(Data extracted from a collection)
## begin

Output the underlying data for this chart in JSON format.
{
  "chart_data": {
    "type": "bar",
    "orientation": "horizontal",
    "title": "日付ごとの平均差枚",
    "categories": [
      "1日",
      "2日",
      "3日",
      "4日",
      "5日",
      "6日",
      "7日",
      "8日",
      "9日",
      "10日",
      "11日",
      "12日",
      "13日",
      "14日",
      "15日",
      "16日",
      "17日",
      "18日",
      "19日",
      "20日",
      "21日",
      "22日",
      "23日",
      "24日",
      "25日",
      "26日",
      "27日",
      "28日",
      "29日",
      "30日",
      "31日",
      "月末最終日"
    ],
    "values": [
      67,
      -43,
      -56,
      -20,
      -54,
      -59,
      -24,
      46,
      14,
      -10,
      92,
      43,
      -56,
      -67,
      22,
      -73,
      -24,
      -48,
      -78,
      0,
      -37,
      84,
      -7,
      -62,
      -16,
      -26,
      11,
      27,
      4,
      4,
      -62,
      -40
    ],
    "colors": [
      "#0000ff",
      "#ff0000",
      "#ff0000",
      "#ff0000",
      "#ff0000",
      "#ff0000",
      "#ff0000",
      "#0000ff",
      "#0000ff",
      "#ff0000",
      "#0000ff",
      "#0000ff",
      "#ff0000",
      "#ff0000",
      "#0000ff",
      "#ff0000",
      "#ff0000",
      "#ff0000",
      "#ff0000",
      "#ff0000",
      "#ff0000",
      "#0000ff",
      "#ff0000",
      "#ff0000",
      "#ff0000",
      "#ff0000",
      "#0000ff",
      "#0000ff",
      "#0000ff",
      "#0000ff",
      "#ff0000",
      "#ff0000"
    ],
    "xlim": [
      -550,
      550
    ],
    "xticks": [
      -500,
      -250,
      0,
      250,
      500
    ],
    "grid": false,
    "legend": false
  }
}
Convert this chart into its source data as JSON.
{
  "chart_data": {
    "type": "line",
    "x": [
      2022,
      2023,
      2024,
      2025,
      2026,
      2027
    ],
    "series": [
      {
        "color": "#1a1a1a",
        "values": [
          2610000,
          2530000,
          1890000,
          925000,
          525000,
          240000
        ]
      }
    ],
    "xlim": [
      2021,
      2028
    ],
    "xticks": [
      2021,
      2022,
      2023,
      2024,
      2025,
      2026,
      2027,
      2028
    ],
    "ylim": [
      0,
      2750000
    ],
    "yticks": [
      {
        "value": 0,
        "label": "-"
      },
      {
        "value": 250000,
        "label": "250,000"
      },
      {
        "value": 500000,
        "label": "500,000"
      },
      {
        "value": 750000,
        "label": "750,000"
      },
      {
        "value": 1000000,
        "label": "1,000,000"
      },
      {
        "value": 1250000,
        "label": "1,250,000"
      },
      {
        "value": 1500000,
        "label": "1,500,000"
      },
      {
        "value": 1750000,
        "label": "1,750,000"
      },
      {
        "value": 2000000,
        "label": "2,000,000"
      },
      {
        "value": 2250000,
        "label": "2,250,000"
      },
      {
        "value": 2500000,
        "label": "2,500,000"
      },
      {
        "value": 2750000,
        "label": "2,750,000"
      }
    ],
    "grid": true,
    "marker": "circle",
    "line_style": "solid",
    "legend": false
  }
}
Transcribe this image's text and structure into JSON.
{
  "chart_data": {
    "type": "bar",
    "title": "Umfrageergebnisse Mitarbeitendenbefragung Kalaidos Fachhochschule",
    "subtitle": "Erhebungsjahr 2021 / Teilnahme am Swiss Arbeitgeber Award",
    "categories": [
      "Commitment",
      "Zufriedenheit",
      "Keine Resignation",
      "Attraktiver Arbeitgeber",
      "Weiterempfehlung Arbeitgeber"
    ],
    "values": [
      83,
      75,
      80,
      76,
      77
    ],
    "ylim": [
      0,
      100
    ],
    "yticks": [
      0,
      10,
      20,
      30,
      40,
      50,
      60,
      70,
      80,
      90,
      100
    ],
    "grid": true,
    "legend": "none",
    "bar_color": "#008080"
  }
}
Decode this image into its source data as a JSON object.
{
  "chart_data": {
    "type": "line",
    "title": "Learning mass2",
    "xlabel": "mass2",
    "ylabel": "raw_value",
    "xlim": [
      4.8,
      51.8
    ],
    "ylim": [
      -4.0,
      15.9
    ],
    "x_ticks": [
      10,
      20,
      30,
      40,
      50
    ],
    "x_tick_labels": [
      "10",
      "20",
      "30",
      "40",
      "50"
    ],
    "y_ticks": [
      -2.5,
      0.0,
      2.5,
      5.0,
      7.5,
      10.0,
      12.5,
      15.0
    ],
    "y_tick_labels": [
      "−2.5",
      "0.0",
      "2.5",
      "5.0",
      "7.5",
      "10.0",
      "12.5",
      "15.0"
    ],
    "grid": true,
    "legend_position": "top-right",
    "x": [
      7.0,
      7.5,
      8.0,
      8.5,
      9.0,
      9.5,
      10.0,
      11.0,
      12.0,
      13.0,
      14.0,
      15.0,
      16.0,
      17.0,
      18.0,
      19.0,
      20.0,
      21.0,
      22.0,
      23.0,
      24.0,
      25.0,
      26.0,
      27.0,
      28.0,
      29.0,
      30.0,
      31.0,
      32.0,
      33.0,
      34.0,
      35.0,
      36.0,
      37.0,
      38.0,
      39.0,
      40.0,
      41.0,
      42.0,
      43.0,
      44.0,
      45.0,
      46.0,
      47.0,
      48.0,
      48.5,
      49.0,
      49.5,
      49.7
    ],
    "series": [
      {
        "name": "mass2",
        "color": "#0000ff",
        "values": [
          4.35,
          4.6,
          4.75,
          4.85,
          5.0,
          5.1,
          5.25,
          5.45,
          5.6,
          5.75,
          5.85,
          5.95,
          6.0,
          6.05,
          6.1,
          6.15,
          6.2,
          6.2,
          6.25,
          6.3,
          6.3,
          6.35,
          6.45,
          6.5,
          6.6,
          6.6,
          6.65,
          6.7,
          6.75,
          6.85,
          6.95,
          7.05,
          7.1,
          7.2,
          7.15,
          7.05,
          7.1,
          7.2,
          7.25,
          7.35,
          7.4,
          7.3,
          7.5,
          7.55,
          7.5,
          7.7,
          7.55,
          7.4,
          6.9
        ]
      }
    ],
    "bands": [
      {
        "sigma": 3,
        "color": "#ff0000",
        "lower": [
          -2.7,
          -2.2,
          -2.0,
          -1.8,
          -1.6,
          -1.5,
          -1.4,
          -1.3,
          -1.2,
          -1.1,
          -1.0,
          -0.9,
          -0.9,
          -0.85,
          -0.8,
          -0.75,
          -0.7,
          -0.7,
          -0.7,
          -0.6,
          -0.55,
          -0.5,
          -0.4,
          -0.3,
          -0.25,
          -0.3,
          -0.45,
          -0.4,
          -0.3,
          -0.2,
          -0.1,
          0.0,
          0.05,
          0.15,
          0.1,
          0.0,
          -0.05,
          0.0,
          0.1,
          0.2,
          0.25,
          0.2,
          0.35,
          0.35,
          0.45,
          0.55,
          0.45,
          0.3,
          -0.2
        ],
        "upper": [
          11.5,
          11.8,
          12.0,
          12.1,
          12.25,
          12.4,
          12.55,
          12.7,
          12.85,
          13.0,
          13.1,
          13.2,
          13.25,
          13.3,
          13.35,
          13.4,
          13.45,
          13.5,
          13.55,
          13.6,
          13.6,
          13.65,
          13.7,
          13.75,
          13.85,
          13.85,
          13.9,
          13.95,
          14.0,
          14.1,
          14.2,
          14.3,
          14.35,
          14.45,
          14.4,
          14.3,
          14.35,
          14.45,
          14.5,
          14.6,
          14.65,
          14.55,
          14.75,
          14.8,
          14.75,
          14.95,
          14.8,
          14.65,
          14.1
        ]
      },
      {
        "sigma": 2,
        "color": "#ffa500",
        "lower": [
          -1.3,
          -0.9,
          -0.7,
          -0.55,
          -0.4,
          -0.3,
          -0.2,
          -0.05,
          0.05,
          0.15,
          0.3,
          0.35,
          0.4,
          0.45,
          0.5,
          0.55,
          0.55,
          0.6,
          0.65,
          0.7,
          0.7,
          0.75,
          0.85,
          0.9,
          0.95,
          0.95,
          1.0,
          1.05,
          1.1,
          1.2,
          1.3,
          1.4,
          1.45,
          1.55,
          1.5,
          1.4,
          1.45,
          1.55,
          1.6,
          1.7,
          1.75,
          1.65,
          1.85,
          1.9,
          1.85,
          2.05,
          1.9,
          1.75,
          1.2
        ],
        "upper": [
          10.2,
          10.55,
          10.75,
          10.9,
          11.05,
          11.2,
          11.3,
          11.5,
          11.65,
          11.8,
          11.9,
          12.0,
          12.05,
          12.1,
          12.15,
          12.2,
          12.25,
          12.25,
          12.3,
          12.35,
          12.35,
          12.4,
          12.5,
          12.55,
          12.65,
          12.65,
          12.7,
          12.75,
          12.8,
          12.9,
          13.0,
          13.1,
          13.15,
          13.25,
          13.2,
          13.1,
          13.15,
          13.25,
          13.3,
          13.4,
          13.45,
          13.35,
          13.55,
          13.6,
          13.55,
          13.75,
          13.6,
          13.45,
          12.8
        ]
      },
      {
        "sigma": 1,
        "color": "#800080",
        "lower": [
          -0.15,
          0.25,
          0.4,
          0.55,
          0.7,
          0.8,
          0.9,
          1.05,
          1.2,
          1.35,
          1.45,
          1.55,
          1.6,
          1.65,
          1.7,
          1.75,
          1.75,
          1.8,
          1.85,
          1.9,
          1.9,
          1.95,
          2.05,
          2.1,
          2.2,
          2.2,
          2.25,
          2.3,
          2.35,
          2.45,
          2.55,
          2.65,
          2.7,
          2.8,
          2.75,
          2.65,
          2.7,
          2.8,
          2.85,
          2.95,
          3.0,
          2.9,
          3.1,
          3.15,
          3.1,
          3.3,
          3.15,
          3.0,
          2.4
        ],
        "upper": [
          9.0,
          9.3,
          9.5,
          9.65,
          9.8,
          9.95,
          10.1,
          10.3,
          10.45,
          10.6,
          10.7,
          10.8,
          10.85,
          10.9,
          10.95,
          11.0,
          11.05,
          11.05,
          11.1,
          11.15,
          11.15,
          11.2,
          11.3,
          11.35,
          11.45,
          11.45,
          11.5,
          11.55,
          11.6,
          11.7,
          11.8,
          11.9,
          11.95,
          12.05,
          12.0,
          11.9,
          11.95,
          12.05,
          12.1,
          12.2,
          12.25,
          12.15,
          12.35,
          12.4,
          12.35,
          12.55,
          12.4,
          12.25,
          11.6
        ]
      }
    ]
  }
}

## end

## Aim of the exercise
Copy each line above that contains the string "JSON".

## Response to this task
Output the underlying data for this chart in JSON format.
Convert this chart into its source data as JSON.
Transcribe this image's text and structure into JSON.
Decode this image into its source data as a JSON object.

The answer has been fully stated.